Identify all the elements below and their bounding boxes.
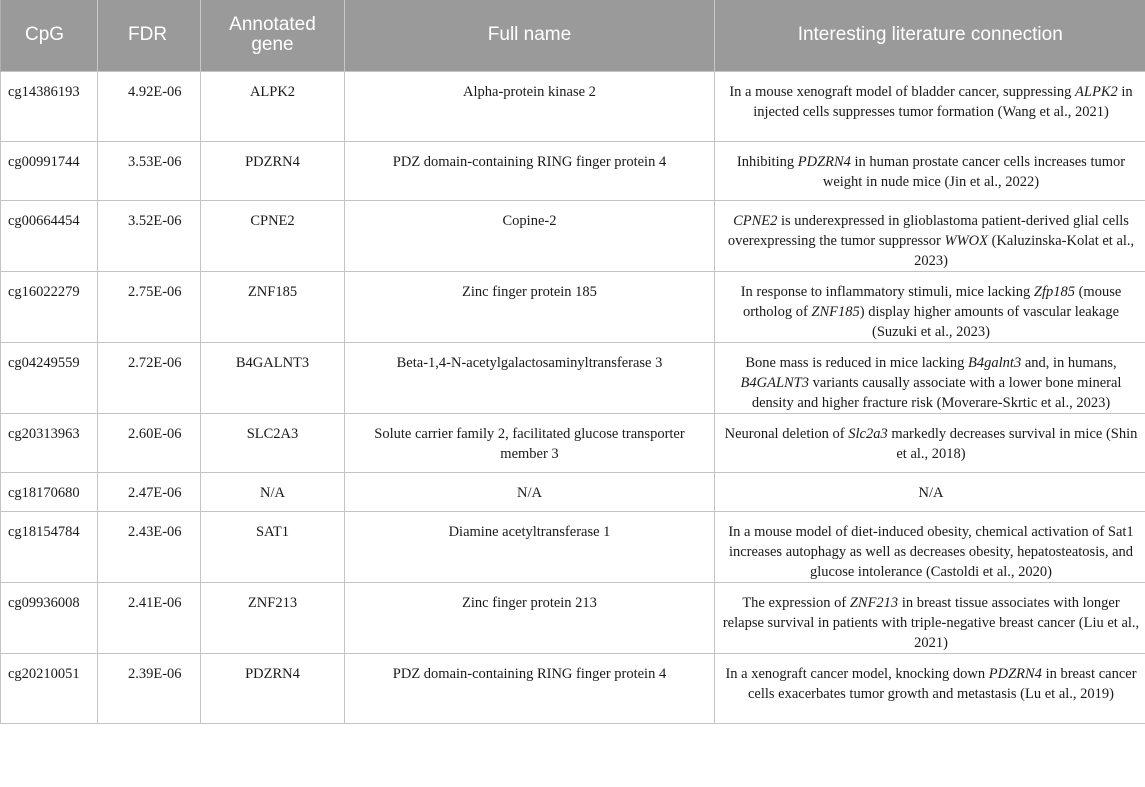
cell-full-name: N/A xyxy=(345,472,715,511)
literature-text: Bone mass is reduced in mice lacking xyxy=(745,354,969,371)
literature-text: (mouse ortholog of xyxy=(742,283,1122,320)
header-literature: Interesting literature connection xyxy=(715,0,1145,71)
literature-text: Inhibiting xyxy=(736,153,798,170)
table-body xyxy=(1,71,1145,723)
cell-literature xyxy=(715,472,1145,511)
cell-literature xyxy=(715,200,1145,271)
table-row xyxy=(1,582,1145,653)
header-full-name: Full name xyxy=(345,0,715,71)
literature-gene-italic: ZNF213 xyxy=(849,594,899,611)
cell-full-name: PDZ domain-containing RING finger protein 4 xyxy=(345,141,715,200)
table-row xyxy=(1,653,1145,723)
cell-annotated-gene: SLC2A3 xyxy=(201,413,345,472)
cell-fdr: 2.43E-06 xyxy=(98,511,201,582)
cell-literature xyxy=(715,511,1145,582)
header-annotated-gene-line1: Annotated xyxy=(229,14,316,36)
cell-annotated-gene: B4GALNT3 xyxy=(201,342,345,413)
table-row xyxy=(1,472,1145,511)
literature-text: Neuronal deletion of xyxy=(724,425,849,442)
literature-text: in injected cells suppresses tumor formation (Wang et al., 2021) xyxy=(753,83,1133,120)
cell-full-name: Beta-1,4-N-acetylgalactosaminyltransferase 3 xyxy=(345,342,715,413)
cell-literature xyxy=(715,342,1145,413)
cell-cpg: cg04249559 xyxy=(1,342,98,413)
literature-gene-italic: PDZRN4 xyxy=(988,665,1042,682)
literature-gene-italic: WWOX xyxy=(944,232,988,249)
cell-cpg: cg00664454 xyxy=(1,200,98,271)
literature-gene-italic: B4GALNT3 xyxy=(740,374,810,391)
literature-gene-italic: ZNF185 xyxy=(811,303,860,320)
table-row xyxy=(1,141,1145,200)
cell-annotated-gene: PDZRN4 xyxy=(201,653,345,723)
table-row xyxy=(1,271,1145,342)
header-cpg: CpG xyxy=(1,0,98,71)
literature-text: (Kaluzinska-Kolat et al., 2023) xyxy=(914,232,1135,269)
literature-text: in human prostate cancer cells increases tumor weight in nude mice (Jin et al., 2022) xyxy=(822,153,1126,190)
literature-text: In a xenograft cancer model, knocking down xyxy=(725,665,989,682)
cell-cpg: cg09936008 xyxy=(1,582,98,653)
literature-text: in breast tissue associates with longer relapse survival in patients with triple-negative breast cancer (Liu et al., 2021) xyxy=(722,594,1140,651)
literature-text: in breast cancer cells exacerbates tumor growth and metastasis (Lu et al., 2019) xyxy=(747,665,1137,702)
literature-text: ) display higher amounts of vascular leakage (Suzuki et al., 2023) xyxy=(859,303,1120,340)
cell-full-name: Copine-2 xyxy=(345,200,715,271)
cell-full-name: PDZ domain-containing RING finger protein 4 xyxy=(345,653,715,723)
cell-literature xyxy=(715,653,1145,723)
cell-full-name: Zinc finger protein 213 xyxy=(345,582,715,653)
cell-fdr: 2.47E-06 xyxy=(98,472,201,511)
cell-annotated-gene: N/A xyxy=(201,472,345,511)
cell-fdr: 2.72E-06 xyxy=(98,342,201,413)
header-annotated-gene xyxy=(201,0,345,71)
cell-literature xyxy=(715,413,1145,472)
table-header xyxy=(1,0,1145,71)
literature-text: and, in humans, xyxy=(1021,354,1117,371)
cell-fdr: 2.60E-06 xyxy=(98,413,201,472)
cell-cpg: cg00991744 xyxy=(1,141,98,200)
cell-annotated-gene: CPNE2 xyxy=(201,200,345,271)
literature-text: In a mouse model of diet-induced obesity, chemical activation of Sat1 increases autophagy as well as decreases obesity, hepatosteatosis, and glucose intolerance (Castoldi et al., 2020) xyxy=(728,523,1134,580)
cell-annotated-gene: PDZRN4 xyxy=(201,141,345,200)
cell-fdr: 4.92E-06 xyxy=(98,71,201,141)
literature-text: In response to inflammatory stimuli, mice lacking xyxy=(740,283,1034,300)
cell-full-name: Diamine acetyltransferase 1 xyxy=(345,511,715,582)
table-row xyxy=(1,511,1145,582)
cell-annotated-gene: SAT1 xyxy=(201,511,345,582)
cell-cpg: cg20210051 xyxy=(1,653,98,723)
cell-cpg: cg16022279 xyxy=(1,271,98,342)
cell-fdr: 3.53E-06 xyxy=(98,141,201,200)
cell-fdr: 2.75E-06 xyxy=(98,271,201,342)
literature-gene-italic: ALPK2 xyxy=(1075,83,1118,100)
cell-annotated-gene: ZNF185 xyxy=(201,271,345,342)
table-row xyxy=(1,200,1145,271)
literature-gene-italic: PDZRN4 xyxy=(797,153,851,170)
cell-cpg: cg18154784 xyxy=(1,511,98,582)
cell-literature xyxy=(715,71,1145,141)
literature-text: is underexpressed in glioblastoma patient-derived glial cells overexpressing the tumor suppressor xyxy=(727,212,1129,249)
header-fdr: FDR xyxy=(98,0,201,71)
cell-literature xyxy=(715,141,1145,200)
cell-cpg: cg18170680 xyxy=(1,472,98,511)
cell-fdr: 2.41E-06 xyxy=(98,582,201,653)
cell-full-name: Solute carrier family 2, facilitated glucose transporter member 3 xyxy=(345,413,715,472)
table-row xyxy=(1,71,1145,141)
literature-gene-italic: Zfp185 xyxy=(1033,283,1075,300)
literature-gene-italic: Slc2a3 xyxy=(848,425,888,442)
header-annotated-gene-line2: gene xyxy=(251,34,294,56)
cell-annotated-gene: ALPK2 xyxy=(201,71,345,141)
table-row xyxy=(1,342,1145,413)
cell-cpg: cg20313963 xyxy=(1,413,98,472)
cell-fdr: 3.52E-06 xyxy=(98,200,201,271)
cell-literature xyxy=(715,582,1145,653)
cell-full-name: Alpha-protein kinase 2 xyxy=(345,71,715,141)
literature-text: The expression of xyxy=(742,594,850,611)
literature-text: In a mouse xenograft model of bladder cancer, suppressing xyxy=(729,83,1076,100)
cell-literature xyxy=(715,271,1145,342)
cell-cpg: cg14386193 xyxy=(1,71,98,141)
literature-text: markedly decreases survival in mice (Shin et al., 2018) xyxy=(887,425,1138,462)
literature-gene-italic: CPNE2 xyxy=(733,212,778,229)
cell-annotated-gene: ZNF213 xyxy=(201,582,345,653)
literature-text: variants causally associate with a lower bone mineral density and higher fracture risk (Moverare-Skrtic et al., 2023) xyxy=(751,374,1122,411)
cell-full-name: Zinc finger protein 185 xyxy=(345,271,715,342)
literature-text: N/A xyxy=(918,484,944,501)
table-row xyxy=(1,413,1145,472)
header-row xyxy=(1,0,1145,71)
literature-gene-italic: B4galnt3 xyxy=(968,354,1022,371)
cell-fdr: 2.39E-06 xyxy=(98,653,201,723)
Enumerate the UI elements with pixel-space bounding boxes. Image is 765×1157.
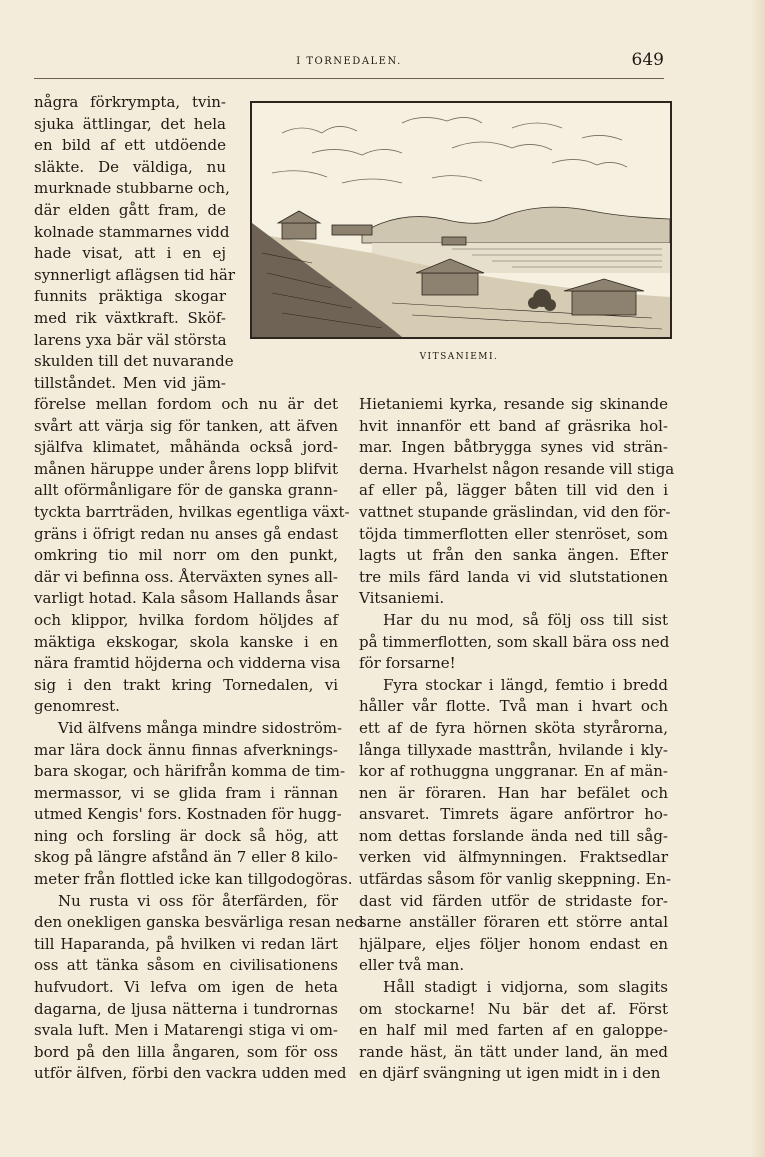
running-title: I TORNEDALEN. [296, 56, 402, 67]
text-line: töjda timmerflotten eller stenröset, som [359, 524, 668, 543]
left-column-wrapped-text [34, 92, 235, 394]
text-line: hufvudort. Vi lefva om igen de heta [34, 978, 338, 997]
text-line: dagarna, de ljusa nätterna i tundrornas [34, 999, 338, 1018]
text-line: allt oförmånligare för de ganska grann- [34, 481, 338, 500]
text-line: om stockarne! Nu bär det af. Först [359, 999, 668, 1018]
text-line: nom dettas forslande ända ned till såg- [359, 826, 668, 845]
landscape-engraving [252, 103, 670, 337]
text-line: den onekligen ganska besvärliga resan ned [34, 913, 364, 932]
text-line: utmed Kengis' fors. Kostnaden för hugg- [34, 805, 342, 824]
text-line: en bild af ett utdöende [34, 136, 226, 155]
text-line: en djärf svängning ut igen midt in i den [359, 1064, 661, 1083]
text-line: ett af de fyra hörnen sköta styrårorna, [359, 718, 668, 737]
text-line: Nu rusta vi oss för återfärden, för [58, 891, 338, 910]
text-line: oss att tänka såsom en civilisationens [34, 956, 338, 975]
text-line: af eller på, lägger båten till vid den i [359, 481, 668, 500]
text-line: derna. Hvarhelst någon resande vill stiga [359, 459, 675, 478]
text-line: rande häst, än tätt under land, än med [359, 1042, 668, 1061]
text-line: funnits präktiga skogar [34, 287, 226, 306]
left-column-text [34, 394, 364, 1085]
text-line: bord på den lilla ångaren, som för oss [34, 1042, 338, 1061]
text-line: för forsarne! [359, 654, 456, 673]
text-line: tyckta barrträden, hvilkas egentliga växt- [34, 502, 350, 521]
text-line: sjuka ättlingar, det hela [34, 114, 226, 133]
text-line: förelse mellan fordom och nu är det [34, 395, 338, 413]
text-line: omkring tio mil norr om den punkt, [34, 546, 338, 565]
text-line: en half mil med farten af en galoppe- [359, 1021, 668, 1040]
text-line: nen är föraren. Han har befälet och [359, 783, 668, 802]
text-line: mar. Ingen båtbrygga synes vid strän- [359, 438, 668, 457]
text-line: Vid älfvens många mindre sidoström- [58, 718, 343, 737]
text-line: långa tillyxade masttrån, hvilande i kly- [359, 740, 668, 759]
page-number: 649 [631, 50, 664, 70]
text-line: hvit innanför ett band af gräsrika hol- [359, 416, 668, 435]
text-line: till Haparanda, på hvilken vi redan lärt [34, 934, 338, 953]
text-line: utför älfven, förbi den vackra udden med [34, 1064, 347, 1083]
text-line: dast vid färden utför de stridaste for- [359, 891, 668, 910]
text-line: mar lära dock ännu finnas afverknings- [34, 740, 338, 759]
text-line: mermassor, vi se glida fram i rännan [34, 783, 338, 802]
text-line: kor af rothuggna unggranar. En af män- [359, 762, 668, 781]
text-line: håller vår flotte. Två man i hvart och [359, 697, 668, 716]
text-line: skulden till det nuvarande [34, 352, 234, 371]
text-line: månen häruppe under årens lopp blifvit [34, 459, 338, 478]
text-line: utfärdas såsom för vanlig skeppning. En- [359, 870, 672, 889]
figure-caption: VITSANIEMI. [419, 352, 499, 362]
text-line: larens yxa bär väl största [34, 330, 227, 349]
page-header [34, 50, 664, 79]
text-line: Har du nu mod, så följ oss till sist [383, 610, 668, 629]
text-line: själfva klimatet, måhända också jord- [34, 438, 338, 457]
text-line: Håll stadigt i vidjorna, som slagits [383, 978, 668, 997]
right-column-text [359, 394, 675, 1085]
text-line: sarne anställer föraren ett större antal [359, 913, 668, 932]
text-line: vattnet stupande gräslindan, vid den för- [359, 502, 671, 521]
text-line: svårt att värja sig för tanken, att äfven [34, 416, 338, 435]
text-line: nära framtid höjderna och vidderna visa [34, 654, 341, 673]
text-line: lagts ut från den sanka ängen. Efter [359, 546, 668, 565]
illustration-vitsaniemi [250, 101, 672, 339]
text-line: och klippor, hvilka fordom höljdes af [34, 610, 338, 629]
text-line: genomrest. [34, 697, 120, 716]
text-line: kolnade stammarnes vidd [34, 222, 230, 241]
text-line: skog på längre afstånd än 7 eller 8 kilo- [34, 848, 338, 867]
text-line: där vi befinna oss. Återväxten synes all- [34, 567, 338, 586]
text-line: synnerligt aflägsen tid här [34, 265, 235, 284]
text-line: gräns i öfrigt redan nu anses gå endast [34, 524, 338, 543]
text-line: murknade stubbarne och, [34, 179, 230, 198]
text-line: ning och forsling är dock så hög, att [34, 826, 338, 845]
text-line: hade visat, att i en ej [34, 244, 226, 263]
text-line: svala luft. Men i Matarengi stiga vi om- [34, 1021, 338, 1040]
text-line: varligt hotad. Kala såsom Hallands åsar [34, 589, 338, 608]
text-line: bara skogar, och härifrån komma de tim- [34, 762, 346, 781]
text-line: Hietaniemi kyrka, resande sig skinande [359, 395, 668, 413]
text-line: tillståndet. Men vid jäm- [34, 373, 226, 392]
text-line: sig i den trakt kring Tornedalen, vi [34, 675, 338, 694]
page-edge [751, 0, 765, 1157]
text-line: där elden gått fram, de [34, 200, 226, 219]
text-line: mäktiga ekskogar, skola kanske i en [34, 632, 338, 651]
text-line: några förkrympta, tvin- [34, 93, 226, 111]
text-line: verken vid älfmynningen. Fraktsedlar [359, 848, 668, 867]
text-line: ansvaret. Timrets ägare anförtror ho- [359, 805, 668, 824]
text-line: Fyra stockar i längd, femtio i bredd [383, 675, 668, 694]
text-line: hjälpare, eljes följer honom endast en [359, 934, 668, 953]
text-line: med rik växtkraft. Sköf- [34, 308, 226, 327]
text-line: på timmerflotten, som skall bära oss ned [359, 632, 670, 651]
text-line: släkte. De väldiga, nu [34, 157, 226, 176]
text-line: tre mils färd landa vi vid slutstationen [359, 567, 668, 586]
text-line: Vitsaniemi. [359, 589, 445, 608]
text-line: eller två man. [359, 956, 465, 975]
text-line: meter från flottled icke kan tillgodogöras. [34, 870, 353, 889]
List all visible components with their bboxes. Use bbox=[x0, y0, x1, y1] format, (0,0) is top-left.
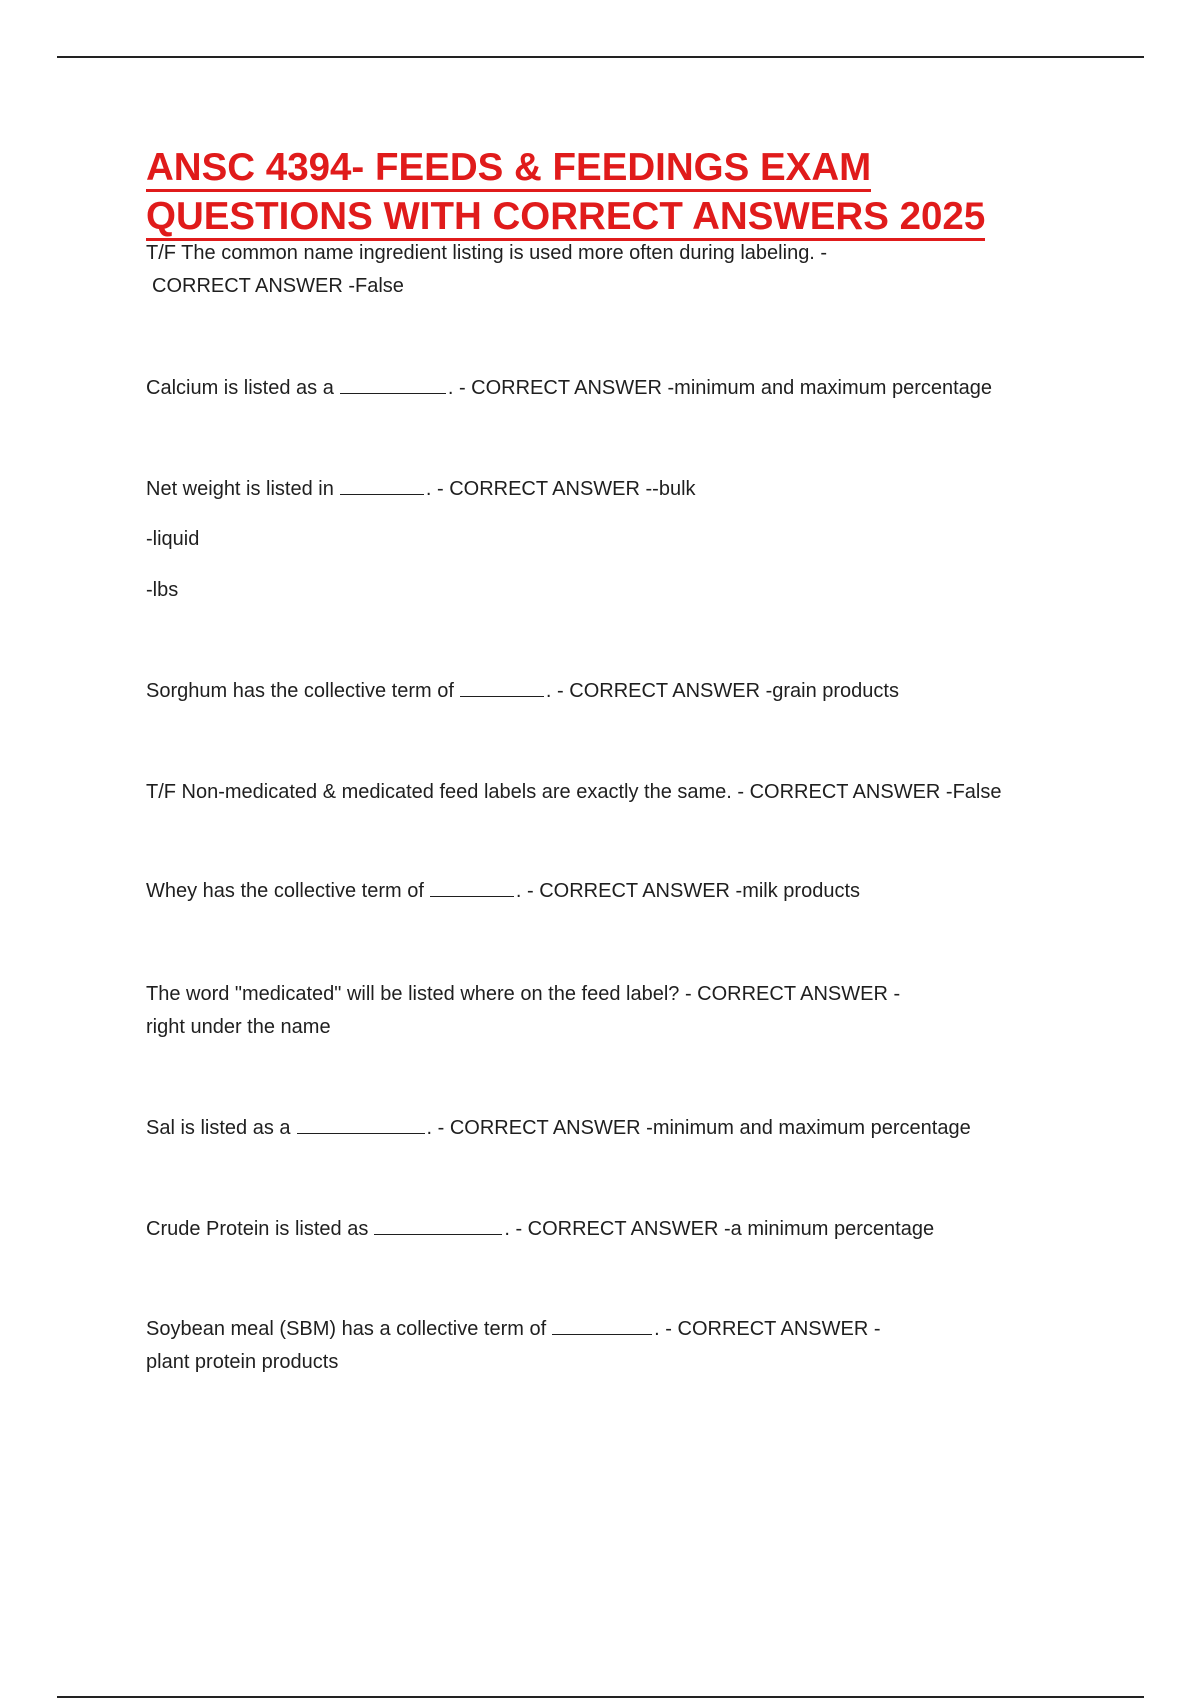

§ **What is expected**
Say how many lines of the listing above contain "dock", giving nothing but the number.

§ **Written solution**
2